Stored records
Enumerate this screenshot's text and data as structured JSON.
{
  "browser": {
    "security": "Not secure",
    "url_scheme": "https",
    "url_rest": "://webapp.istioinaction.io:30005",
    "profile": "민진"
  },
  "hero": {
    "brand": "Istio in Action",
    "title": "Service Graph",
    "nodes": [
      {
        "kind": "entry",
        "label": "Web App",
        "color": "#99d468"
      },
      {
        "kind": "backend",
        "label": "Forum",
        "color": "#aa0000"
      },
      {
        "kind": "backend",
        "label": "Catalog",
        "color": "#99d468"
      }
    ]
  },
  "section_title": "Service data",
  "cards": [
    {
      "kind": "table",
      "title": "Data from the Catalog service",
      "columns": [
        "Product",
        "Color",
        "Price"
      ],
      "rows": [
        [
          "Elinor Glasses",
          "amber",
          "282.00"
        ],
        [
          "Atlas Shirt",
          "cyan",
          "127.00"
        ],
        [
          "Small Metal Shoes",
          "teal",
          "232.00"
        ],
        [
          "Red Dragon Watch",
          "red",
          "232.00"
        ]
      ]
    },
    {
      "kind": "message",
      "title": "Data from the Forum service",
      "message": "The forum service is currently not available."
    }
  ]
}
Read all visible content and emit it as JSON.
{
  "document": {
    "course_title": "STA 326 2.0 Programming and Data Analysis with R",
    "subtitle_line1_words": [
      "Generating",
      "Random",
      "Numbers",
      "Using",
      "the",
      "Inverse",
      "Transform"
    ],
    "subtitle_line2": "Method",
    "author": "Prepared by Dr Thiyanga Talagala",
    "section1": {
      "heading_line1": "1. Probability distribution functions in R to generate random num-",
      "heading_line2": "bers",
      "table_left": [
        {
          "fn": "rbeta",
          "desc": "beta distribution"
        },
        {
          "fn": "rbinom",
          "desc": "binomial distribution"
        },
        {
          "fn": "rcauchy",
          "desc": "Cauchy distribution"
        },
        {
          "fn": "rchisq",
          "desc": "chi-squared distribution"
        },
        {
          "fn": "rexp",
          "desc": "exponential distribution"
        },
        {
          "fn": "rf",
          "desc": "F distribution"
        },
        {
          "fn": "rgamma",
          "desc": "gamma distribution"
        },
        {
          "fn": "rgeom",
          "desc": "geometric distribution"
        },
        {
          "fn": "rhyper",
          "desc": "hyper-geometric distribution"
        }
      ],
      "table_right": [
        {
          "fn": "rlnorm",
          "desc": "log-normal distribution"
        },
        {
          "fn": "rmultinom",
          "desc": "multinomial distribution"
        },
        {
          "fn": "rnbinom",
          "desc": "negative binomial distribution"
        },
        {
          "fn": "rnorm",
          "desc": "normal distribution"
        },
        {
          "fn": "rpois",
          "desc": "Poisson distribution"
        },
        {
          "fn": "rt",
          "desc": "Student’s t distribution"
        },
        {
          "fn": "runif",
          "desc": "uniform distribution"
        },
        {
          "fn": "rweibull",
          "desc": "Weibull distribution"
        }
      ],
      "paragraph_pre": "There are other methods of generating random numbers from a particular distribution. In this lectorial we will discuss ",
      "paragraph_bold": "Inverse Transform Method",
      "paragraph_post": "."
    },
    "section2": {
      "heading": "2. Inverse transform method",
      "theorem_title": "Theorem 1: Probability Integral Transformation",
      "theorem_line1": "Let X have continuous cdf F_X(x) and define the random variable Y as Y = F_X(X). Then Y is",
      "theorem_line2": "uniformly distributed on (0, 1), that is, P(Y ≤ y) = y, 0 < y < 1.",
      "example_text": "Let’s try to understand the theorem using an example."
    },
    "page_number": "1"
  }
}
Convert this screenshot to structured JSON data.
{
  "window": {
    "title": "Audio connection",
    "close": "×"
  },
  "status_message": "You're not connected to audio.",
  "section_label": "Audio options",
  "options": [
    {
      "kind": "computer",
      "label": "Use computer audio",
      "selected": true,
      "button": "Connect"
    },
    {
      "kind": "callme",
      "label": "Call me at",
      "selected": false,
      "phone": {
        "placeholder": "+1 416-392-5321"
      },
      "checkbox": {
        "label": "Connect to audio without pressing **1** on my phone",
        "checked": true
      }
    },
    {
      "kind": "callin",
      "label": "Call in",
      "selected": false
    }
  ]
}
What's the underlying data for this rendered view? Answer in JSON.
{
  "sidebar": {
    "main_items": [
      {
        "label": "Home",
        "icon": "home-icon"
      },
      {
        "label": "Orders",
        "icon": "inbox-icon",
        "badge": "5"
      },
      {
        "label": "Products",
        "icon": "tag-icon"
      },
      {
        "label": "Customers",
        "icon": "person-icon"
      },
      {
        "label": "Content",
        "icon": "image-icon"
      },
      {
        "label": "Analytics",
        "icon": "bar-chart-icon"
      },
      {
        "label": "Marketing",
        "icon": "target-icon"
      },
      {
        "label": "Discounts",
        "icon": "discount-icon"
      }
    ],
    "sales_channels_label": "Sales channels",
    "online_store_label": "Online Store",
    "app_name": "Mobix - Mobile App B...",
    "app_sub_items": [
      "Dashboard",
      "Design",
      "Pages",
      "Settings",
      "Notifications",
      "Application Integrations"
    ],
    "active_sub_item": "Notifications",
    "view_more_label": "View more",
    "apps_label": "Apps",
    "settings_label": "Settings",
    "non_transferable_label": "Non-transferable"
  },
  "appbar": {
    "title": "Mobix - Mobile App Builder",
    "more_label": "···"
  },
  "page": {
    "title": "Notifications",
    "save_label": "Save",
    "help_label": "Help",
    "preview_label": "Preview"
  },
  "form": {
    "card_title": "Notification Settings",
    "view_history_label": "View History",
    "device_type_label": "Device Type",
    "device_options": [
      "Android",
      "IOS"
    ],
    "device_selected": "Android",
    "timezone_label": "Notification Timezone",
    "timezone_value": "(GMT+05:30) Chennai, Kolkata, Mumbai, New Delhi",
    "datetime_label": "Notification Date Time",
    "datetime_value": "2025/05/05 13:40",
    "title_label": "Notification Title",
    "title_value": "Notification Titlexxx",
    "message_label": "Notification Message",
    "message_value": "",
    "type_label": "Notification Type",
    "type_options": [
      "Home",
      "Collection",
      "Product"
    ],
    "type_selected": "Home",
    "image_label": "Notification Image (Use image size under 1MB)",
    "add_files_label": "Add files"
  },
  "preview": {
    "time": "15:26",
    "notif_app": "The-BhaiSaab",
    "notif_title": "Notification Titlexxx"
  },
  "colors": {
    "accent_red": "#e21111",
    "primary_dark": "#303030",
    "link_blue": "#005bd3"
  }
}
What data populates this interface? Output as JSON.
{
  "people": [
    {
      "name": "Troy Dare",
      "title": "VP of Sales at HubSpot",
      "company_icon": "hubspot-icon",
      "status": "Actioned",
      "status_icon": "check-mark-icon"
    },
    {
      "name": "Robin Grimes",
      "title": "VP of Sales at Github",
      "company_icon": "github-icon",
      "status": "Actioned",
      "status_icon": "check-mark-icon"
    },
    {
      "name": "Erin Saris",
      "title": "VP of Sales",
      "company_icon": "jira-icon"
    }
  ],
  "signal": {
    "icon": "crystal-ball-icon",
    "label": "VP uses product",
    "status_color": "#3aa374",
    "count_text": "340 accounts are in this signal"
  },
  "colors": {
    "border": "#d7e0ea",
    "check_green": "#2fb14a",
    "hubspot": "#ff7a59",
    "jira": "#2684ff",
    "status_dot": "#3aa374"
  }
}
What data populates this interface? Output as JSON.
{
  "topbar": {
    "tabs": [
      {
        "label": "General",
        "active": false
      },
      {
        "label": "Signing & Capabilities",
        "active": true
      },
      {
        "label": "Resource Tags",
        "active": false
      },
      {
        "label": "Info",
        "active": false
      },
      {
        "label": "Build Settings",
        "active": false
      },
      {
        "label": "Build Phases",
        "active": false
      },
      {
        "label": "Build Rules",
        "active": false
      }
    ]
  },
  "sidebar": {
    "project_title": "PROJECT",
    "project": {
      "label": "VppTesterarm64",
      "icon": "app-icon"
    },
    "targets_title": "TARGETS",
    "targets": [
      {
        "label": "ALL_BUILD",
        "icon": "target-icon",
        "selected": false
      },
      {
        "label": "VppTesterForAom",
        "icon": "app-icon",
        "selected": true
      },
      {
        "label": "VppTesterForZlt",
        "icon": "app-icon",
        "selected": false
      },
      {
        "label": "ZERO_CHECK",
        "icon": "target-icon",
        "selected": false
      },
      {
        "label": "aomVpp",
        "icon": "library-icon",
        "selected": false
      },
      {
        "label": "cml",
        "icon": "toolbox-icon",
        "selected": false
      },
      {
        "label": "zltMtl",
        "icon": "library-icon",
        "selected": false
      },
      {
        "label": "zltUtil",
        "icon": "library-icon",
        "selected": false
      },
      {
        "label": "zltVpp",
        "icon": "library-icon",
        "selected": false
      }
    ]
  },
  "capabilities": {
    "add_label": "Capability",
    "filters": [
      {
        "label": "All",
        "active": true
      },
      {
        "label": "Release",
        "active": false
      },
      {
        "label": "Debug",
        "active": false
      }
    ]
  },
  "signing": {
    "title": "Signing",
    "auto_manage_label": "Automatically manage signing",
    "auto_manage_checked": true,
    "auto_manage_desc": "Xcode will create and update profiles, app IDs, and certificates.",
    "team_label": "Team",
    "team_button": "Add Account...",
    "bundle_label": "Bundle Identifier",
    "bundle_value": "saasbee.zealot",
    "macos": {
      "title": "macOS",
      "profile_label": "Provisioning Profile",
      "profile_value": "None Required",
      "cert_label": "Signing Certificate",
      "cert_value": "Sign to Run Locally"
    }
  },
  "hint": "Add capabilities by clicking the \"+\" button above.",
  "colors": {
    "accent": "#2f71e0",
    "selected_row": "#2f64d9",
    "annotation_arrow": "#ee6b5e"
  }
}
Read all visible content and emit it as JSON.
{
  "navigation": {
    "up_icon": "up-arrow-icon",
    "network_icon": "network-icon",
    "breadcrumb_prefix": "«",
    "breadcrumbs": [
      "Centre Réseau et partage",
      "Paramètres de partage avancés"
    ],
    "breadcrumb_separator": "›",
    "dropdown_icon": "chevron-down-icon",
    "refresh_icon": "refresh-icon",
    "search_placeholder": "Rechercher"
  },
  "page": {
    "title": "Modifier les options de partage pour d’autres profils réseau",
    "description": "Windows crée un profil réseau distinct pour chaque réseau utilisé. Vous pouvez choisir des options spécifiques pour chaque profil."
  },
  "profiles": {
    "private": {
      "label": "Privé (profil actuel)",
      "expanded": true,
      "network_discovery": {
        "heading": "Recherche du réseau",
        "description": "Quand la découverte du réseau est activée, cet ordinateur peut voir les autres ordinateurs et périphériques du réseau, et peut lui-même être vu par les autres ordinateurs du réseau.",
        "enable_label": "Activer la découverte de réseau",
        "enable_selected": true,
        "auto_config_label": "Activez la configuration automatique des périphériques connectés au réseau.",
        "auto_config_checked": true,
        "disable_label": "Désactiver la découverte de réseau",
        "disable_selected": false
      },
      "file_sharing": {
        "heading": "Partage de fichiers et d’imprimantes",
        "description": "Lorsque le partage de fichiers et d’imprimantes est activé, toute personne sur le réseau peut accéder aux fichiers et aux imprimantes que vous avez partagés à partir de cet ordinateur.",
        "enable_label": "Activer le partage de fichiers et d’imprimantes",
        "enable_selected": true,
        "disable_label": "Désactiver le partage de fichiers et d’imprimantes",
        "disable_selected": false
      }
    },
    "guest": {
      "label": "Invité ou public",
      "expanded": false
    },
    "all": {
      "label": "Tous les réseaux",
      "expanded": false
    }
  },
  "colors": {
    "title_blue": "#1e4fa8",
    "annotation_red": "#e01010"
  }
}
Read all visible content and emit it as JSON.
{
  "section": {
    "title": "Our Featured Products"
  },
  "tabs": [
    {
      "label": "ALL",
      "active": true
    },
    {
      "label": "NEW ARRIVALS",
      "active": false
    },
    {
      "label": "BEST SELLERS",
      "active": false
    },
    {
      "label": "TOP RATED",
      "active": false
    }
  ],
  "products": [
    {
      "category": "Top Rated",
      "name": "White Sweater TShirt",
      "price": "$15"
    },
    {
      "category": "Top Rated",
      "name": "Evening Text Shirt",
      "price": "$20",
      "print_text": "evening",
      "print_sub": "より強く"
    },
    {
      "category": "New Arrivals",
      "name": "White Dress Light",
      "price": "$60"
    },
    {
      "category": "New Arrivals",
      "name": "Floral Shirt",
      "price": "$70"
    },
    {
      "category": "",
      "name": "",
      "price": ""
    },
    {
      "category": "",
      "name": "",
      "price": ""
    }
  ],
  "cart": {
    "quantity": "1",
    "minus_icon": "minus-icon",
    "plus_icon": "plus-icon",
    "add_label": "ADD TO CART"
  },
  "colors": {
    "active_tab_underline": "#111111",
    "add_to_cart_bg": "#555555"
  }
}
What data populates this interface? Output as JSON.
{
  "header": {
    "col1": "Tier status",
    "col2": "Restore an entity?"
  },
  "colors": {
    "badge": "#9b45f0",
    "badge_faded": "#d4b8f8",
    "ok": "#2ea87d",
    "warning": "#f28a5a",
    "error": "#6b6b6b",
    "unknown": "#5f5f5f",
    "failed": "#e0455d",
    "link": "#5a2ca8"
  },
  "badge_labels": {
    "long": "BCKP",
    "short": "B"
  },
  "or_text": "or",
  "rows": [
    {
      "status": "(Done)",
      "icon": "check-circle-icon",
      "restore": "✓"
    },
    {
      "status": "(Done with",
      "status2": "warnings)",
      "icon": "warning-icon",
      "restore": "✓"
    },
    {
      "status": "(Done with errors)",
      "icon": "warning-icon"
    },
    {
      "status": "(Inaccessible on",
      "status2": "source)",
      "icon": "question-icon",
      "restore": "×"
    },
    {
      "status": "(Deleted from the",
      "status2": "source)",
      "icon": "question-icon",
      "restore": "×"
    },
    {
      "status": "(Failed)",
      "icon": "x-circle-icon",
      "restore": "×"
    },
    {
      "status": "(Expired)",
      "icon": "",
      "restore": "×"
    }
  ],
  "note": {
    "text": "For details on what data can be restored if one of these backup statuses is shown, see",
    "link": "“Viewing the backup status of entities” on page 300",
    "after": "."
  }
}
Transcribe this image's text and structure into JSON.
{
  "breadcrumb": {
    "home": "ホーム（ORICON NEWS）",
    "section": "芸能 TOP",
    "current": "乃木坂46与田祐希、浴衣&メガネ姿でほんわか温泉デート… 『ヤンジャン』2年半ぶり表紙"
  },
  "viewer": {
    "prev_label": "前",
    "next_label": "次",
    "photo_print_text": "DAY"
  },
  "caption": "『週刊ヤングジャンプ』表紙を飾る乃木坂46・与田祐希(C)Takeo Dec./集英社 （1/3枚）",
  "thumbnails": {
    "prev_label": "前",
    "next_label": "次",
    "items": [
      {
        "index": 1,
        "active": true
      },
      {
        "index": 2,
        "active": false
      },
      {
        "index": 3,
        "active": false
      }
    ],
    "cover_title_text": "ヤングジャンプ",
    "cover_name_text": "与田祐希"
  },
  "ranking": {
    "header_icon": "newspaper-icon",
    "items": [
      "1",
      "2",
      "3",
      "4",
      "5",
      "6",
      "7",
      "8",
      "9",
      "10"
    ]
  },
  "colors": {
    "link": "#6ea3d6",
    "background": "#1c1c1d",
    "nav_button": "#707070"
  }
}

▸ **Stated problem**
Repeat, character for character, the lines from the one that holds "Transcribe this image's" to the final line of the material, inclusive, and no other lines.

▸ **Full response**
Transcribe this image's text and structure into JSON.
{
  "breadcrumb": {
    "home": "ホーム（ORICON NEWS）",
    "section": "芸能 TOP",
    "current": "乃木坂46与田祐希、浴衣&メガネ姿でほんわか温泉デート… 『ヤンジャン』2年半ぶり表紙"
  },
  "viewer": {
    "prev_label": "前",
    "next_label": "次",
    "photo_print_text": "DAY"
  },
  "caption": "『週刊ヤングジャンプ』表紙を飾る乃木坂46・与田祐希(C)Takeo Dec./集英社 （1/3枚）",
  "thumbnails": {
    "prev_label": "前",
    "next_label": "次",
    "items": [
      {
        "index": 1,
        "active": true
      },
      {
        "index": 2,
        "active": false
      },
      {
        "index": 3,
        "active": false
      }
    ],
    "cover_title_text": "ヤングジャンプ",
    "cover_name_text": "与田祐希"
  },
  "ranking": {
    "header_icon": "newspaper-icon",
    "items": [
      "1",
      "2",
      "3",
      "4",
      "5",
      "6",
      "7",
      "8",
      "9",
      "10"
    ]
  },
  "colors": {
    "link": "#6ea3d6",
    "background": "#1c1c1d",
    "nav_button": "#707070"
  }
}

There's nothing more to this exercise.